- _Aim of the task_
Omit the images. Copy each entry word for word.

- _Data to use_
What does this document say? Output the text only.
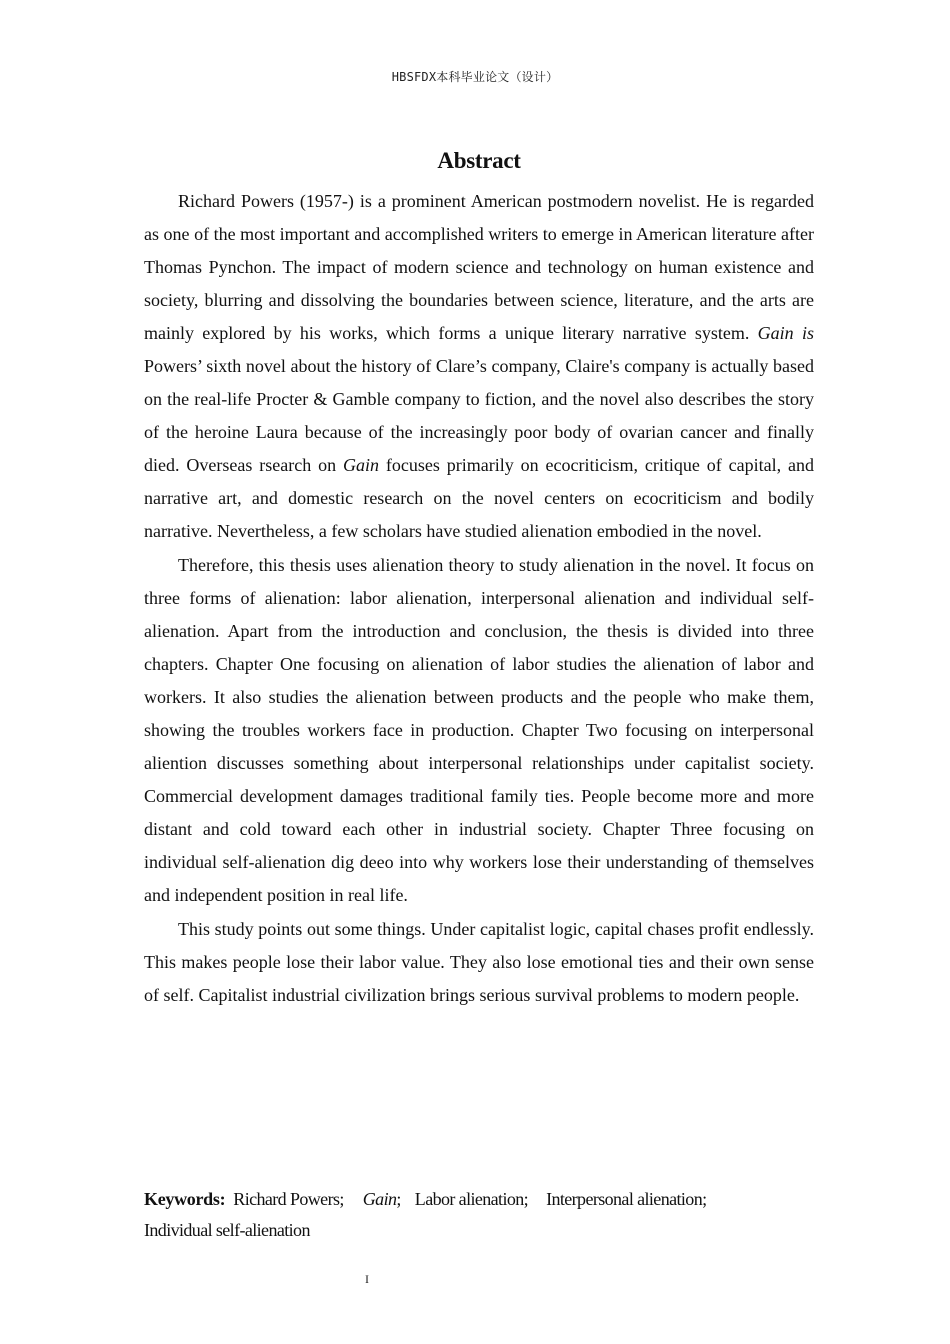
HBSFDX本科毕业论文（设计）
Abstract

Richard Powers (1957-) is a prominent American postmodern novelist. He is regarded as one of the most important and accomplished writers to emerge in American literature after Thomas Pynchon. The impact of modern science and technology on human existence and society, blurring and dissolving the boundaries between science, literature, and the arts are mainly explored by his works, which forms a unique literary narrative system. Gain is Powers’ sixth novel about the history of Clare’s company, Claire's company is actually based on the real-life Procter & Gamble company to fiction, and the novel also describes the story of the heroine Laura because of the increasingly poor body of ovarian cancer and finally died. Overseas rsearch on Gain focuses primarily on ecocriticism, critique of capital, and narrative art, and domestic research on the novel centers on ecocriticism and bodily narrative. Nevertheless, a few scholars have studied alienation embodied in the novel.

Therefore, this thesis uses alienation theory to study alienation in the novel. It focus on three forms of alienation: labor alienation, interpersonal alienation and individual self-alienation. Apart from the introduction and conclusion, the thesis is divided into three chapters. Chapter One focusing on alienation of labor studies the alienation of labor and workers. It also studies the alienation between products and the people who make them, showing the troubles workers face in production. Chapter Two focusing on interpersonal aliention discusses something about interpersonal relationships under capitalist society. Commercial development damages traditional family ties. People become more and more distant and cold toward each other in industrial society. Chapter Three focusing on individual self-alienation dig deeo into why workers lose their understanding of themselves and independent position in real life.

This study points out some things. Under capitalist logic, capital chases profit endlessly. This makes people lose their labor value. They also lose emotional ties and their own sense of self. Capitalist industrial civilization brings serious survival problems to modern people.

Keywords: Richard Powers; Gain; Labor alienation; Interpersonal alienation;
Individual self-alienation
I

- _Exercise response_
What does this document say? Output the text only.
HBSFDX本科毕业论文（设计）
Abstract

Richard Powers (1957-) is a prominent American postmodern novelist. He is regarded as one of the most important and accomplished writers to emerge in American literature after Thomas Pynchon. The impact of modern science and technology on human existence and society, blurring and dissolving the boundaries between science, literature, and the arts are mainly explored by his works, which forms a unique literary narrative system. Gain is Powers’ sixth novel about the history of Clare’s company, Claire's company is actually based on the real-life Procter & Gamble company to fiction, and the novel also describes the story of the heroine Laura because of the increasingly poor body of ovarian cancer and finally died. Overseas rsearch on Gain focuses primarily on ecocriticism, critique of capital, and narrative art, and domestic research on the novel centers on ecocriticism and bodily narrative. Nevertheless, a few scholars have studied alienation embodied in the novel.

Therefore, this thesis uses alienation theory to study alienation in the novel. It focus on three forms of alienation: labor alienation, interpersonal alienation and individual self-alienation. Apart from the introduction and conclusion, the thesis is divided into three chapters. Chapter One focusing on alienation of labor studies the alienation of labor and workers. It also studies the alienation between products and the people who make them, showing the troubles workers face in production. Chapter Two focusing on interpersonal aliention discusses something about interpersonal relationships under capitalist society. Commercial development damages traditional family ties. People become more and more distant and cold toward each other in industrial society. Chapter Three focusing on individual self-alienation dig deeo into why workers lose their understanding of themselves and independent position in real life.

This study points out some things. Under capitalist logic, capital chases profit endlessly. This makes people lose their labor value. They also lose emotional ties and their own sense of self. Capitalist industrial civilization brings serious survival problems to modern people.

Keywords: Richard Powers; Gain; Labor alienation; Interpersonal alienation;
Individual self-alienation
I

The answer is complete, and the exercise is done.